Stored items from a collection
============

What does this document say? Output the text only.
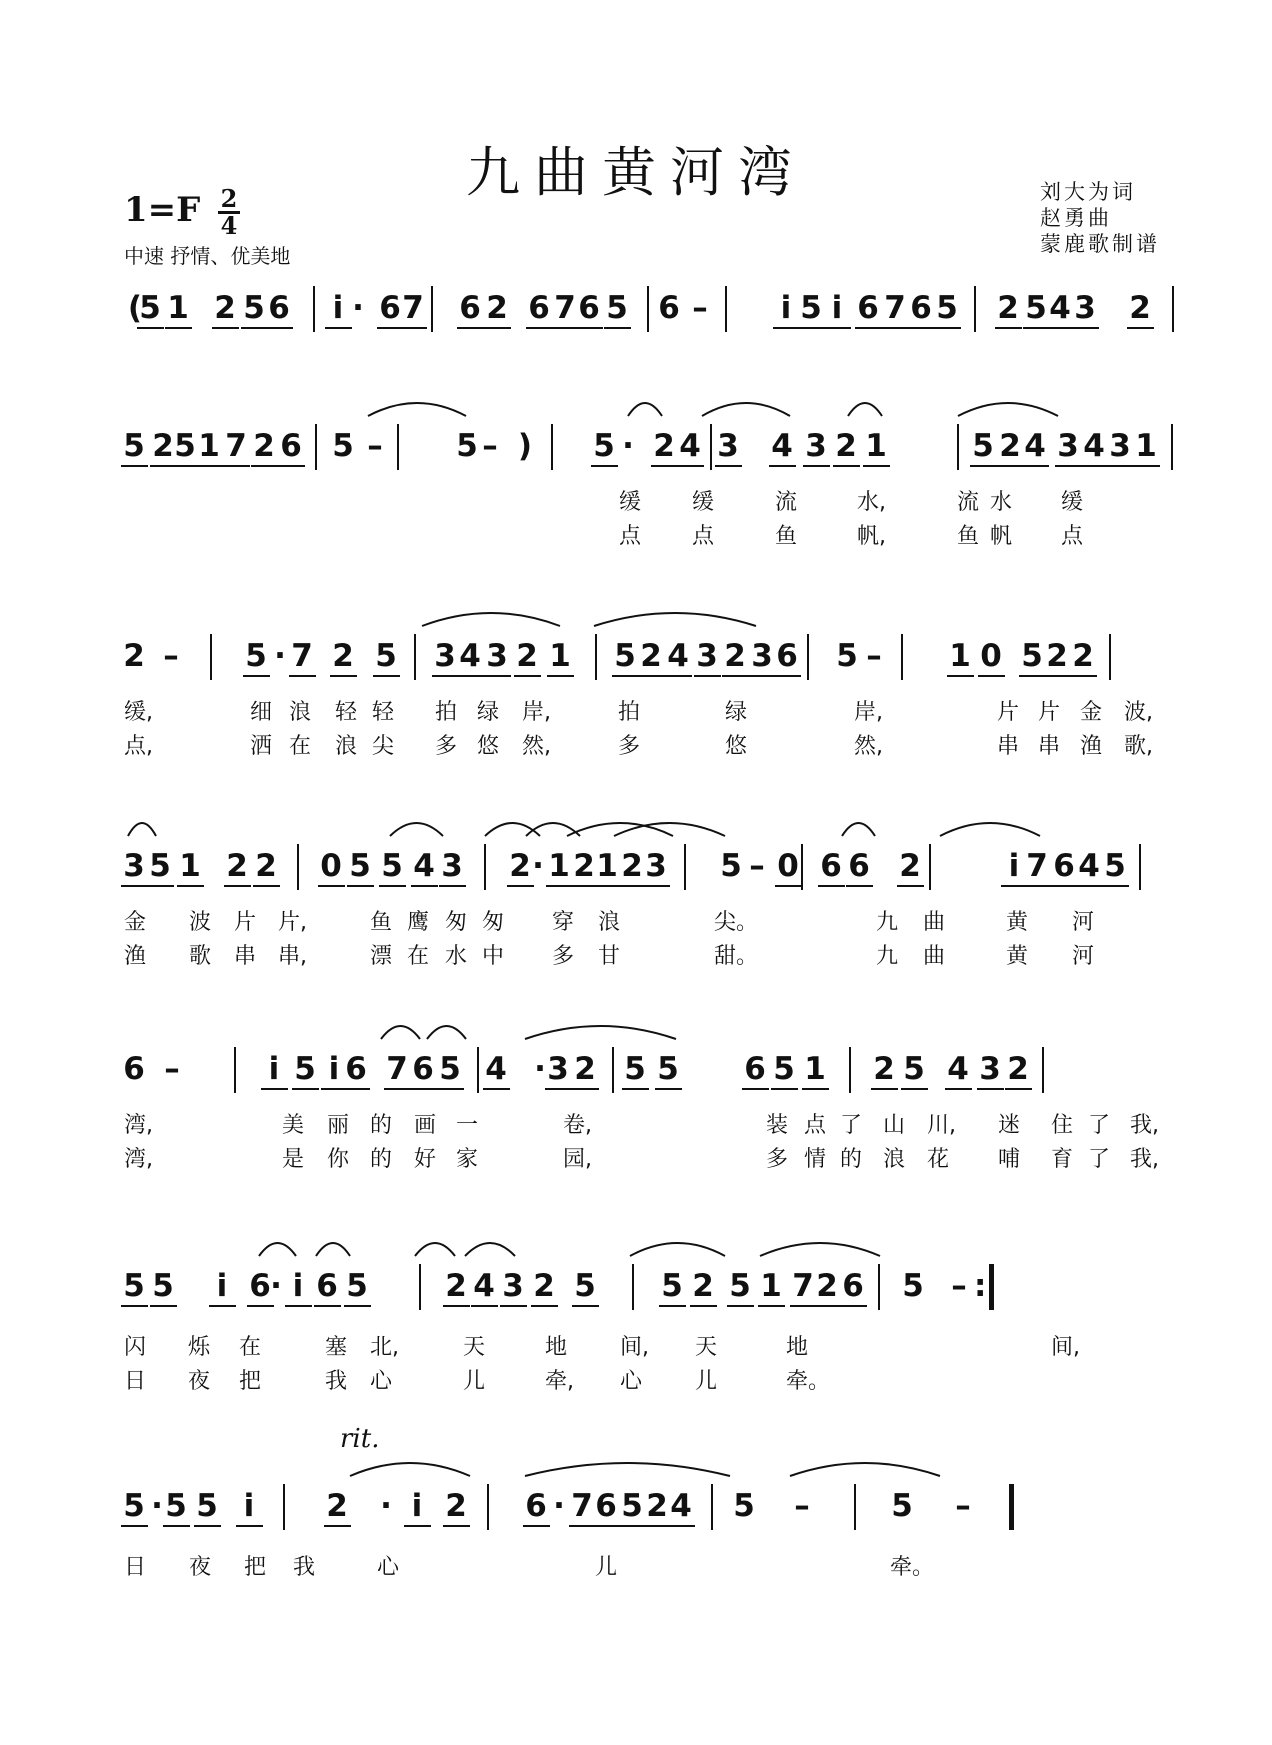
九曲黄河湾	刘大为词
赵勇曲
蒙鹿歌制谱
1=F 2
4
中速 抒情、优美地
rit.
(
5 1 2 5 6 i · 6 7 6 2 6 7 6 5 6 – i 5 i 6 7 6 5 2 5 4 3 2
5 2 5 1 7 2 6 5 – 5 – ) 5 · 2 4 3 4 3 2 1	5 2 4 3 4 3 1
缓	缓	流	水,	流 水	缓
点	点	鱼	帆,	鱼 帆	点
2 – 5 · 7 2 5 3 4 3 2 1 5 2 4 3 2 3 6 5 – 1 0 5 2 2
缓,	细 浪	轻 轻	拍 绿	岸,	拍	绿	岸,	片 片 金 波,
点,	洒 在	浪 尖	多 悠	然,	多	悠	然,	串 串 渔 歌,
3 5 1 2 2 0 5 5 4 3 2 · 1 2 1 2 3 5 – 0 6 6 2	i 7 6 4 5
金	波	片 片,	鱼 鹰 匆 匆	穿	浪	尖。	九	曲	黄	河
渔	歌	串 串,	漂 在 水 中	多	甘	甜。	九	曲	黄	河
6 –	i 5 i 6 7 6 5 4 · 3 2 5 5 6 5 1 2 5 4 3 2
湾,	美	丽 的 画 一	卷,	装 点 了 山 川,	迷	住 了 我,
湾,	是	你 的 好 家	园,	多 情 的 浪 花	哺	育 了 我,
5 5 i 6 · i 6 5 2 4 3 2 5 5 2 5 1 7 2 6 5 – :
闪	烁	在	塞	北,	天	地	间,	天	地	间,
日	夜	把	我	心	儿	牵,	心	儿	牵。
5 · 5 5 i 2 · i 2 6 · 7 6 5 2 4 5 –	5 –
日	夜	把	我	心	儿	牵。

============

Problem
Copy every record above exactly, leaving out any pictures.

Reply to the exercise
What does this document say? Output the text only.
九曲黄河湾	刘大为词
赵勇曲
蒙鹿歌制谱
1=F 2
4
中速 抒情、优美地
rit.
(
5 1 2 5 6 i · 6 7 6 2 6 7 6 5 6 – i 5 i 6 7 6 5 2 5 4 3 2
5 2 5 1 7 2 6 5 – 5 – ) 5 · 2 4 3 4 3 2 1	5 2 4 3 4 3 1
缓	缓	流	水,	流 水	缓
点	点	鱼	帆,	鱼 帆	点
2 – 5 · 7 2 5 3 4 3 2 1 5 2 4 3 2 3 6 5 – 1 0 5 2 2
缓,	细 浪	轻 轻	拍 绿	岸,	拍	绿	岸,	片 片 金 波,
点,	洒 在	浪 尖	多 悠	然,	多	悠	然,	串 串 渔 歌,
3 5 1 2 2 0 5 5 4 3 2 · 1 2 1 2 3 5 – 0 6 6 2	i 7 6 4 5
金	波	片 片,	鱼 鹰 匆 匆	穿	浪	尖。	九	曲	黄	河
渔	歌	串 串,	漂 在 水 中	多	甘	甜。	九	曲	黄	河
6 –	i 5 i 6 7 6 5 4 · 3 2 5 5 6 5 1 2 5 4 3 2
湾,	美	丽 的 画 一	卷,	装 点 了 山 川,	迷	住 了 我,
湾,	是	你 的 好 家	园,	多 情 的 浪 花	哺	育 了 我,
5 5 i 6 · i 6 5 2 4 3 2 5 5 2 5 1 7 2 6 5 – :
闪	烁	在	塞	北,	天	地	间,	天	地	间,
日	夜	把	我	心	儿	牵,	心	儿	牵。
5 · 5 5 i 2 · i 2 6 · 7 6 5 2 4 5 –	5 –
日	夜	把	我	心	儿	牵。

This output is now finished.